** start Records for the exercise **

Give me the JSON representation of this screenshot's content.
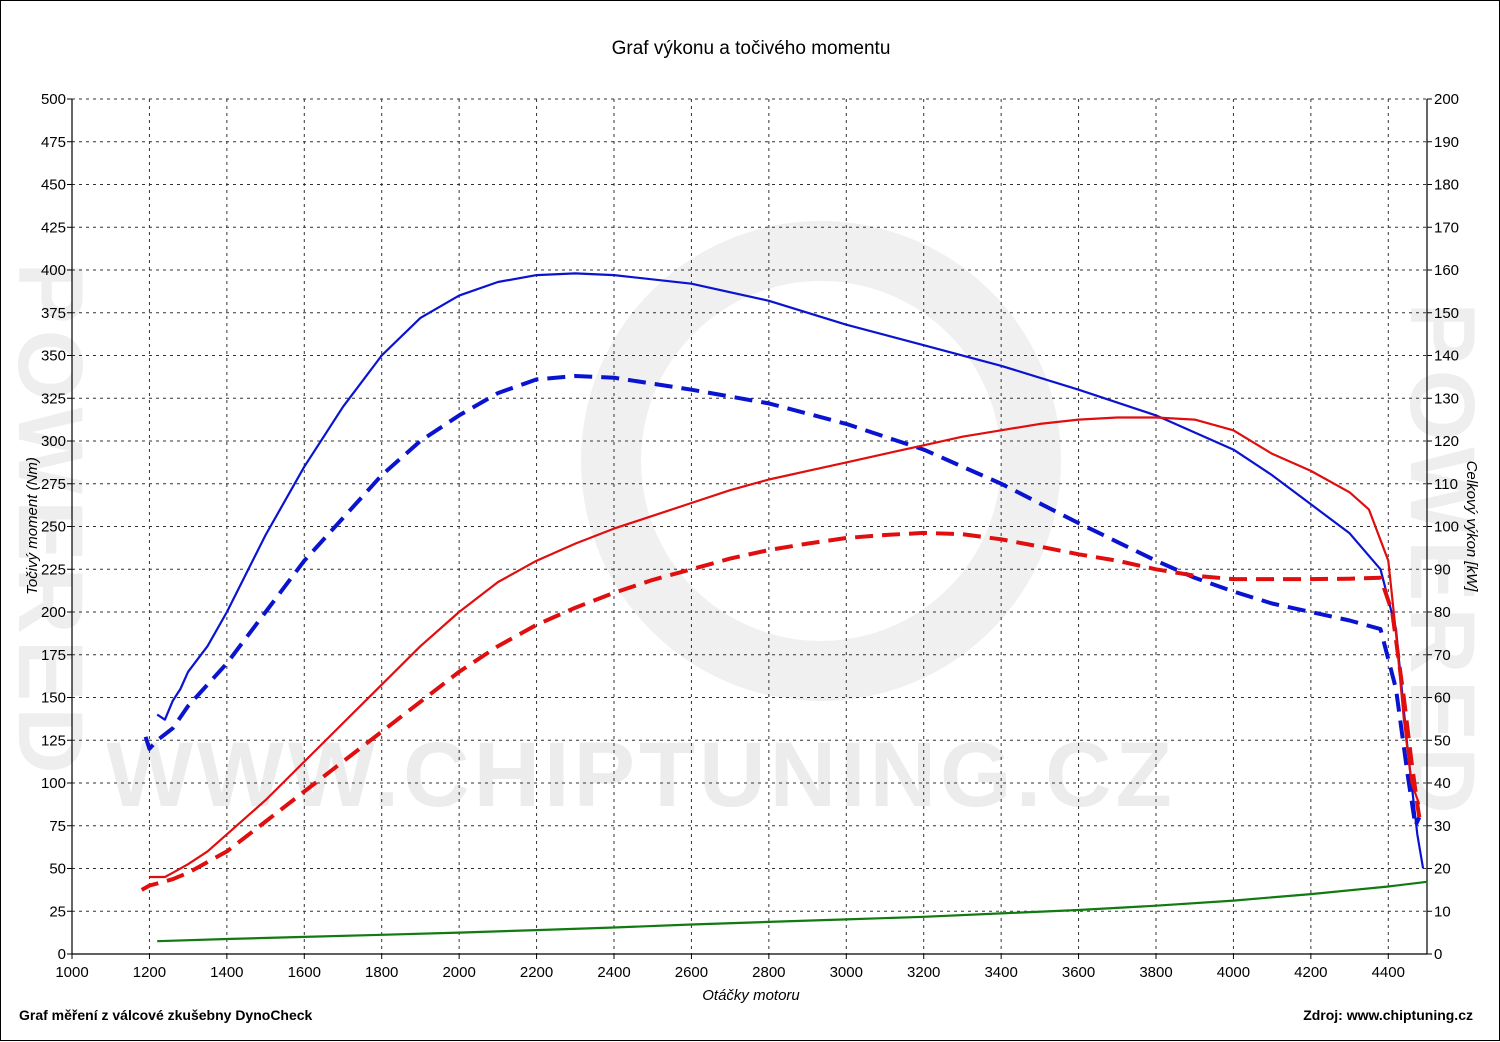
{
  "chart_data": {
    "type": "line",
    "title": "Graf výkonu a točivého momentu",
    "xlabel": "Otáčky motoru",
    "ylabel_left": "Točivý moment (Nm)",
    "ylabel_right": "Celkový výkon [kW]",
    "xlim": [
      1000,
      4500
    ],
    "ylim_left": [
      0,
      500
    ],
    "ylim_right": [
      0,
      200
    ],
    "x_ticks": [
      1000,
      1200,
      1400,
      1600,
      1800,
      2000,
      2200,
      2400,
      2600,
      2800,
      3000,
      3200,
      3400,
      3600,
      3800,
      4000,
      4200,
      4400
    ],
    "y_ticks_left": [
      0,
      25,
      50,
      75,
      100,
      125,
      150,
      175,
      200,
      225,
      250,
      275,
      300,
      325,
      350,
      375,
      400,
      425,
      450,
      475,
      500
    ],
    "y_ticks_right": [
      0,
      10,
      20,
      30,
      40,
      50,
      60,
      70,
      80,
      90,
      100,
      110,
      120,
      130,
      140,
      150,
      160,
      170,
      180,
      190,
      200
    ],
    "grid": true,
    "series": [
      {
        "axis": "left",
        "color": "#0a14d0",
        "style": "solid",
        "points": [
          [
            1220,
            140
          ],
          [
            1240,
            137
          ],
          [
            1260,
            148
          ],
          [
            1280,
            155
          ],
          [
            1300,
            165
          ],
          [
            1350,
            180
          ],
          [
            1400,
            200
          ],
          [
            1500,
            245
          ],
          [
            1600,
            285
          ],
          [
            1700,
            320
          ],
          [
            1800,
            350
          ],
          [
            1900,
            372
          ],
          [
            2000,
            385
          ],
          [
            2100,
            393
          ],
          [
            2200,
            397
          ],
          [
            2300,
            398
          ],
          [
            2400,
            397
          ],
          [
            2600,
            392
          ],
          [
            2800,
            382
          ],
          [
            3000,
            368
          ],
          [
            3200,
            356
          ],
          [
            3400,
            344
          ],
          [
            3600,
            330
          ],
          [
            3800,
            315
          ],
          [
            4000,
            295
          ],
          [
            4100,
            280
          ],
          [
            4200,
            263
          ],
          [
            4300,
            246
          ],
          [
            4380,
            225
          ],
          [
            4420,
            190
          ],
          [
            4450,
            120
          ],
          [
            4475,
            70
          ],
          [
            4490,
            50
          ]
        ]
      },
      {
        "axis": "left",
        "color": "#0a14d0",
        "style": "dashed",
        "points": [
          [
            1190,
            127
          ],
          [
            1200,
            120
          ],
          [
            1220,
            125
          ],
          [
            1260,
            132
          ],
          [
            1300,
            145
          ],
          [
            1400,
            170
          ],
          [
            1500,
            200
          ],
          [
            1600,
            230
          ],
          [
            1700,
            255
          ],
          [
            1800,
            280
          ],
          [
            1900,
            300
          ],
          [
            2000,
            315
          ],
          [
            2100,
            328
          ],
          [
            2200,
            336
          ],
          [
            2300,
            338
          ],
          [
            2400,
            337
          ],
          [
            2600,
            330
          ],
          [
            2800,
            322
          ],
          [
            3000,
            310
          ],
          [
            3200,
            295
          ],
          [
            3400,
            275
          ],
          [
            3600,
            252
          ],
          [
            3800,
            230
          ],
          [
            3900,
            220
          ],
          [
            4000,
            212
          ],
          [
            4100,
            205
          ],
          [
            4200,
            200
          ],
          [
            4300,
            195
          ],
          [
            4380,
            190
          ],
          [
            4420,
            155
          ],
          [
            4450,
            105
          ],
          [
            4470,
            75
          ],
          [
            4480,
            80
          ]
        ]
      },
      {
        "axis": "right",
        "color": "#e00e0e",
        "style": "solid",
        "points": [
          [
            1200,
            18
          ],
          [
            1220,
            18
          ],
          [
            1240,
            18
          ],
          [
            1260,
            19
          ],
          [
            1300,
            21
          ],
          [
            1350,
            24
          ],
          [
            1400,
            28
          ],
          [
            1500,
            36
          ],
          [
            1600,
            45
          ],
          [
            1700,
            54
          ],
          [
            1800,
            63
          ],
          [
            1900,
            72
          ],
          [
            2000,
            80
          ],
          [
            2100,
            87
          ],
          [
            2200,
            92
          ],
          [
            2300,
            96
          ],
          [
            2400,
            99.5
          ],
          [
            2500,
            102.5
          ],
          [
            2600,
            105.5
          ],
          [
            2700,
            108.5
          ],
          [
            2800,
            111
          ],
          [
            2900,
            113
          ],
          [
            3000,
            115
          ],
          [
            3100,
            117
          ],
          [
            3200,
            119
          ],
          [
            3300,
            121
          ],
          [
            3400,
            122.5
          ],
          [
            3500,
            124
          ],
          [
            3600,
            125
          ],
          [
            3700,
            125.5
          ],
          [
            3800,
            125.5
          ],
          [
            3900,
            125
          ],
          [
            4000,
            122.5
          ],
          [
            4100,
            117
          ],
          [
            4200,
            113
          ],
          [
            4300,
            108
          ],
          [
            4350,
            104
          ],
          [
            4400,
            92
          ],
          [
            4420,
            75
          ],
          [
            4440,
            55
          ],
          [
            4460,
            40
          ],
          [
            4480,
            35
          ]
        ]
      },
      {
        "axis": "right",
        "color": "#e00e0e",
        "style": "dashed",
        "points": [
          [
            1180,
            15
          ],
          [
            1200,
            16
          ],
          [
            1220,
            16.5
          ],
          [
            1260,
            17.5
          ],
          [
            1300,
            19
          ],
          [
            1400,
            24
          ],
          [
            1500,
            31
          ],
          [
            1600,
            38
          ],
          [
            1700,
            45
          ],
          [
            1800,
            52
          ],
          [
            1900,
            59
          ],
          [
            2000,
            66
          ],
          [
            2100,
            72
          ],
          [
            2200,
            77
          ],
          [
            2300,
            81
          ],
          [
            2400,
            84.5
          ],
          [
            2500,
            87.5
          ],
          [
            2600,
            90
          ],
          [
            2700,
            92.5
          ],
          [
            2800,
            94.5
          ],
          [
            2900,
            96
          ],
          [
            3000,
            97.3
          ],
          [
            3100,
            98
          ],
          [
            3200,
            98.5
          ],
          [
            3300,
            98.2
          ],
          [
            3400,
            97
          ],
          [
            3500,
            95.3
          ],
          [
            3600,
            93.5
          ],
          [
            3700,
            92
          ],
          [
            3800,
            90
          ],
          [
            3900,
            88.5
          ],
          [
            4000,
            87.7
          ],
          [
            4100,
            87.7
          ],
          [
            4200,
            87.7
          ],
          [
            4300,
            87.8
          ],
          [
            4380,
            88
          ],
          [
            4410,
            80
          ],
          [
            4440,
            60
          ],
          [
            4460,
            45
          ],
          [
            4475,
            35
          ],
          [
            4480,
            32
          ]
        ]
      },
      {
        "axis": "right",
        "color": "#117a11",
        "style": "solid",
        "points": [
          [
            1220,
            3
          ],
          [
            1400,
            3.5
          ],
          [
            1600,
            4
          ],
          [
            1800,
            4.5
          ],
          [
            2000,
            5
          ],
          [
            2200,
            5.6
          ],
          [
            2400,
            6.2
          ],
          [
            2600,
            6.9
          ],
          [
            2800,
            7.5
          ],
          [
            3000,
            8.1
          ],
          [
            3200,
            8.7
          ],
          [
            3400,
            9.5
          ],
          [
            3600,
            10.3
          ],
          [
            3800,
            11.3
          ],
          [
            4000,
            12.5
          ],
          [
            4200,
            14
          ],
          [
            4400,
            15.8
          ],
          [
            4500,
            16.9
          ]
        ]
      }
    ]
  },
  "footer": {
    "left": "Graf měření z válcové zkušebny DynoCheck",
    "right": "Zdroj: www.chiptuning.cz"
  },
  "watermark": {
    "center": "WWW.CHIPTUNING.CZ",
    "side": "POWERED"
  }
}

** end Records for the exercise **

Problem details:
Take the listing and print it again exactly, but without any pictures.

Correct response:
Give me the JSON representation of this screenshot's content.
{
  "chart_data": {
    "type": "line",
    "title": "Graf výkonu a točivého momentu",
    "xlabel": "Otáčky motoru",
    "ylabel_left": "Točivý moment (Nm)",
    "ylabel_right": "Celkový výkon [kW]",
    "xlim": [
      1000,
      4500
    ],
    "ylim_left": [
      0,
      500
    ],
    "ylim_right": [
      0,
      200
    ],
    "x_ticks": [
      1000,
      1200,
      1400,
      1600,
      1800,
      2000,
      2200,
      2400,
      2600,
      2800,
      3000,
      3200,
      3400,
      3600,
      3800,
      4000,
      4200,
      4400
    ],
    "y_ticks_left": [
      0,
      25,
      50,
      75,
      100,
      125,
      150,
      175,
      200,
      225,
      250,
      275,
      300,
      325,
      350,
      375,
      400,
      425,
      450,
      475,
      500
    ],
    "y_ticks_right": [
      0,
      10,
      20,
      30,
      40,
      50,
      60,
      70,
      80,
      90,
      100,
      110,
      120,
      130,
      140,
      150,
      160,
      170,
      180,
      190,
      200
    ],
    "grid": true,
    "series": [
      {
        "axis": "left",
        "color": "#0a14d0",
        "style": "solid",
        "points": [
          [
            1220,
            140
          ],
          [
            1240,
            137
          ],
          [
            1260,
            148
          ],
          [
            1280,
            155
          ],
          [
            1300,
            165
          ],
          [
            1350,
            180
          ],
          [
            1400,
            200
          ],
          [
            1500,
            245
          ],
          [
            1600,
            285
          ],
          [
            1700,
            320
          ],
          [
            1800,
            350
          ],
          [
            1900,
            372
          ],
          [
            2000,
            385
          ],
          [
            2100,
            393
          ],
          [
            2200,
            397
          ],
          [
            2300,
            398
          ],
          [
            2400,
            397
          ],
          [
            2600,
            392
          ],
          [
            2800,
            382
          ],
          [
            3000,
            368
          ],
          [
            3200,
            356
          ],
          [
            3400,
            344
          ],
          [
            3600,
            330
          ],
          [
            3800,
            315
          ],
          [
            4000,
            295
          ],
          [
            4100,
            280
          ],
          [
            4200,
            263
          ],
          [
            4300,
            246
          ],
          [
            4380,
            225
          ],
          [
            4420,
            190
          ],
          [
            4450,
            120
          ],
          [
            4475,
            70
          ],
          [
            4490,
            50
          ]
        ]
      },
      {
        "axis": "left",
        "color": "#0a14d0",
        "style": "dashed",
        "points": [
          [
            1190,
            127
          ],
          [
            1200,
            120
          ],
          [
            1220,
            125
          ],
          [
            1260,
            132
          ],
          [
            1300,
            145
          ],
          [
            1400,
            170
          ],
          [
            1500,
            200
          ],
          [
            1600,
            230
          ],
          [
            1700,
            255
          ],
          [
            1800,
            280
          ],
          [
            1900,
            300
          ],
          [
            2000,
            315
          ],
          [
            2100,
            328
          ],
          [
            2200,
            336
          ],
          [
            2300,
            338
          ],
          [
            2400,
            337
          ],
          [
            2600,
            330
          ],
          [
            2800,
            322
          ],
          [
            3000,
            310
          ],
          [
            3200,
            295
          ],
          [
            3400,
            275
          ],
          [
            3600,
            252
          ],
          [
            3800,
            230
          ],
          [
            3900,
            220
          ],
          [
            4000,
            212
          ],
          [
            4100,
            205
          ],
          [
            4200,
            200
          ],
          [
            4300,
            195
          ],
          [
            4380,
            190
          ],
          [
            4420,
            155
          ],
          [
            4450,
            105
          ],
          [
            4470,
            75
          ],
          [
            4480,
            80
          ]
        ]
      },
      {
        "axis": "right",
        "color": "#e00e0e",
        "style": "solid",
        "points": [
          [
            1200,
            18
          ],
          [
            1220,
            18
          ],
          [
            1240,
            18
          ],
          [
            1260,
            19
          ],
          [
            1300,
            21
          ],
          [
            1350,
            24
          ],
          [
            1400,
            28
          ],
          [
            1500,
            36
          ],
          [
            1600,
            45
          ],
          [
            1700,
            54
          ],
          [
            1800,
            63
          ],
          [
            1900,
            72
          ],
          [
            2000,
            80
          ],
          [
            2100,
            87
          ],
          [
            2200,
            92
          ],
          [
            2300,
            96
          ],
          [
            2400,
            99.5
          ],
          [
            2500,
            102.5
          ],
          [
            2600,
            105.5
          ],
          [
            2700,
            108.5
          ],
          [
            2800,
            111
          ],
          [
            2900,
            113
          ],
          [
            3000,
            115
          ],
          [
            3100,
            117
          ],
          [
            3200,
            119
          ],
          [
            3300,
            121
          ],
          [
            3400,
            122.5
          ],
          [
            3500,
            124
          ],
          [
            3600,
            125
          ],
          [
            3700,
            125.5
          ],
          [
            3800,
            125.5
          ],
          [
            3900,
            125
          ],
          [
            4000,
            122.5
          ],
          [
            4100,
            117
          ],
          [
            4200,
            113
          ],
          [
            4300,
            108
          ],
          [
            4350,
            104
          ],
          [
            4400,
            92
          ],
          [
            4420,
            75
          ],
          [
            4440,
            55
          ],
          [
            4460,
            40
          ],
          [
            4480,
            35
          ]
        ]
      },
      {
        "axis": "right",
        "color": "#e00e0e",
        "style": "dashed",
        "points": [
          [
            1180,
            15
          ],
          [
            1200,
            16
          ],
          [
            1220,
            16.5
          ],
          [
            1260,
            17.5
          ],
          [
            1300,
            19
          ],
          [
            1400,
            24
          ],
          [
            1500,
            31
          ],
          [
            1600,
            38
          ],
          [
            1700,
            45
          ],
          [
            1800,
            52
          ],
          [
            1900,
            59
          ],
          [
            2000,
            66
          ],
          [
            2100,
            72
          ],
          [
            2200,
            77
          ],
          [
            2300,
            81
          ],
          [
            2400,
            84.5
          ],
          [
            2500,
            87.5
          ],
          [
            2600,
            90
          ],
          [
            2700,
            92.5
          ],
          [
            2800,
            94.5
          ],
          [
            2900,
            96
          ],
          [
            3000,
            97.3
          ],
          [
            3100,
            98
          ],
          [
            3200,
            98.5
          ],
          [
            3300,
            98.2
          ],
          [
            3400,
            97
          ],
          [
            3500,
            95.3
          ],
          [
            3600,
            93.5
          ],
          [
            3700,
            92
          ],
          [
            3800,
            90
          ],
          [
            3900,
            88.5
          ],
          [
            4000,
            87.7
          ],
          [
            4100,
            87.7
          ],
          [
            4200,
            87.7
          ],
          [
            4300,
            87.8
          ],
          [
            4380,
            88
          ],
          [
            4410,
            80
          ],
          [
            4440,
            60
          ],
          [
            4460,
            45
          ],
          [
            4475,
            35
          ],
          [
            4480,
            32
          ]
        ]
      },
      {
        "axis": "right",
        "color": "#117a11",
        "style": "solid",
        "points": [
          [
            1220,
            3
          ],
          [
            1400,
            3.5
          ],
          [
            1600,
            4
          ],
          [
            1800,
            4.5
          ],
          [
            2000,
            5
          ],
          [
            2200,
            5.6
          ],
          [
            2400,
            6.2
          ],
          [
            2600,
            6.9
          ],
          [
            2800,
            7.5
          ],
          [
            3000,
            8.1
          ],
          [
            3200,
            8.7
          ],
          [
            3400,
            9.5
          ],
          [
            3600,
            10.3
          ],
          [
            3800,
            11.3
          ],
          [
            4000,
            12.5
          ],
          [
            4200,
            14
          ],
          [
            4400,
            15.8
          ],
          [
            4500,
            16.9
          ]
        ]
      }
    ]
  },
  "footer": {
    "left": "Graf měření z válcové zkušebny DynoCheck",
    "right": "Zdroj: www.chiptuning.cz"
  },
  "watermark": {
    "center": "WWW.CHIPTUNING.CZ",
    "side": "POWERED"
  }
}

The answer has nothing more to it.